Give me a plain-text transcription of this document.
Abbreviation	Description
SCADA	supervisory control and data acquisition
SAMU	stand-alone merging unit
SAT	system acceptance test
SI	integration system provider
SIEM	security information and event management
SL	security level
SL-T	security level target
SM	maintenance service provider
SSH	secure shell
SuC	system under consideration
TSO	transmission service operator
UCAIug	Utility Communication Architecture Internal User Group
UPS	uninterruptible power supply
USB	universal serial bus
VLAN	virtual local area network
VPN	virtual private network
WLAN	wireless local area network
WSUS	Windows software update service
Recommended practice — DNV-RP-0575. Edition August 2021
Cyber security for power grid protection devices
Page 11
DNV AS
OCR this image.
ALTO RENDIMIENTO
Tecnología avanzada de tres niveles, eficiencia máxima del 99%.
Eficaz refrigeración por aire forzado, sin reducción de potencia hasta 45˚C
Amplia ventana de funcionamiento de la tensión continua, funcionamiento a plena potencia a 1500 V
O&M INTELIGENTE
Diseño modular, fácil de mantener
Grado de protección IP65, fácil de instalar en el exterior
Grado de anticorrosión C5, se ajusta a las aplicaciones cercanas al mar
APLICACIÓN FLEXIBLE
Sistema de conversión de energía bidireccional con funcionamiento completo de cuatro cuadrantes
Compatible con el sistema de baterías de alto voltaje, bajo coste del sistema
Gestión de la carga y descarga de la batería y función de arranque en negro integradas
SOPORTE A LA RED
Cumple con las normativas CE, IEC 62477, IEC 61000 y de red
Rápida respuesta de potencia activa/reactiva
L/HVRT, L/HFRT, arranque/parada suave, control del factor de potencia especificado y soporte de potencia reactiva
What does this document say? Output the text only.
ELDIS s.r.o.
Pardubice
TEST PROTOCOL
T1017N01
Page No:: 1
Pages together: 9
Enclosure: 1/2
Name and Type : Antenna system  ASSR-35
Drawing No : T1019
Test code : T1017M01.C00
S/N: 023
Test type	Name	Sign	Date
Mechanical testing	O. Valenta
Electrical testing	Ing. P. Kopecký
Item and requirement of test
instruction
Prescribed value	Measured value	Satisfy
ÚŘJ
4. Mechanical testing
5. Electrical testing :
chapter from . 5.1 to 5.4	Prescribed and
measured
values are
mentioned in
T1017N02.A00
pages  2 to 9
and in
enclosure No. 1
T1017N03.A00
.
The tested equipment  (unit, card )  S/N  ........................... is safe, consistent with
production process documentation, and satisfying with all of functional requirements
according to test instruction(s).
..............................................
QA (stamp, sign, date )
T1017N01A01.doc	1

AIM: Return the entries above exactly as they appear.

RESULT OF THE EXERCISE:
Give me a plain-text transcription of this document.
Abbreviation	Description
SCADA	supervisory control and data acquisition
SAMU	stand-alone merging unit
SAT	system acceptance test
SI	integration system provider
SIEM	security information and event management
SL	security level
SL-T	security level target
SM	maintenance service provider
SSH	secure shell
SuC	system under consideration
TSO	transmission service operator
UCAIug	Utility Communication Architecture Internal User Group
UPS	uninterruptible power supply
USB	universal serial bus
VLAN	virtual local area network
VPN	virtual private network
WLAN	wireless local area network
WSUS	Windows software update service
Recommended practice — DNV-RP-0575. Edition August 2021
Cyber security for power grid protection devices
Page 11
DNV AS
OCR this image.
ALTO RENDIMIENTO
Tecnología avanzada de tres niveles, eficiencia máxima del 99%.
Eficaz refrigeración por aire forzado, sin reducción de potencia hasta 45˚C
Amplia ventana de funcionamiento de la tensión continua, funcionamiento a plena potencia a 1500 V
O&M INTELIGENTE
Diseño modular, fácil de mantener
Grado de protección IP65, fácil de instalar en el exterior
Grado de anticorrosión C5, se ajusta a las aplicaciones cercanas al mar
APLICACIÓN FLEXIBLE
Sistema de conversión de energía bidireccional con funcionamiento completo de cuatro cuadrantes
Compatible con el sistema de baterías de alto voltaje, bajo coste del sistema
Gestión de la carga y descarga de la batería y función de arranque en negro integradas
SOPORTE A LA RED
Cumple con las normativas CE, IEC 62477, IEC 61000 y de red
Rápida respuesta de potencia activa/reactiva
L/HVRT, L/HFRT, arranque/parada suave, control del factor de potencia especificado y soporte de potencia reactiva
What does this document say? Output the text only.
ELDIS s.r.o.
Pardubice
TEST PROTOCOL
T1017N01
Page No:: 1
Pages together: 9
Enclosure: 1/2
Name and Type : Antenna system  ASSR-35
Drawing No : T1019
Test code : T1017M01.C00
S/N: 023
Test type	Name	Sign	Date
Mechanical testing	O. Valenta
Electrical testing	Ing. P. Kopecký
Item and requirement of test
instruction
Prescribed value	Measured value	Satisfy
ÚŘJ
4. Mechanical testing
5. Electrical testing :
chapter from . 5.1 to 5.4	Prescribed and
measured
values are
mentioned in
T1017N02.A00
pages  2 to 9
and in
enclosure No. 1
T1017N03.A00
.
The tested equipment  (unit, card )  S/N  ........................... is safe, consistent with
production process documentation, and satisfying with all of functional requirements
according to test instruction(s).
..............................................
QA (stamp, sign, date )
T1017N01A01.doc	1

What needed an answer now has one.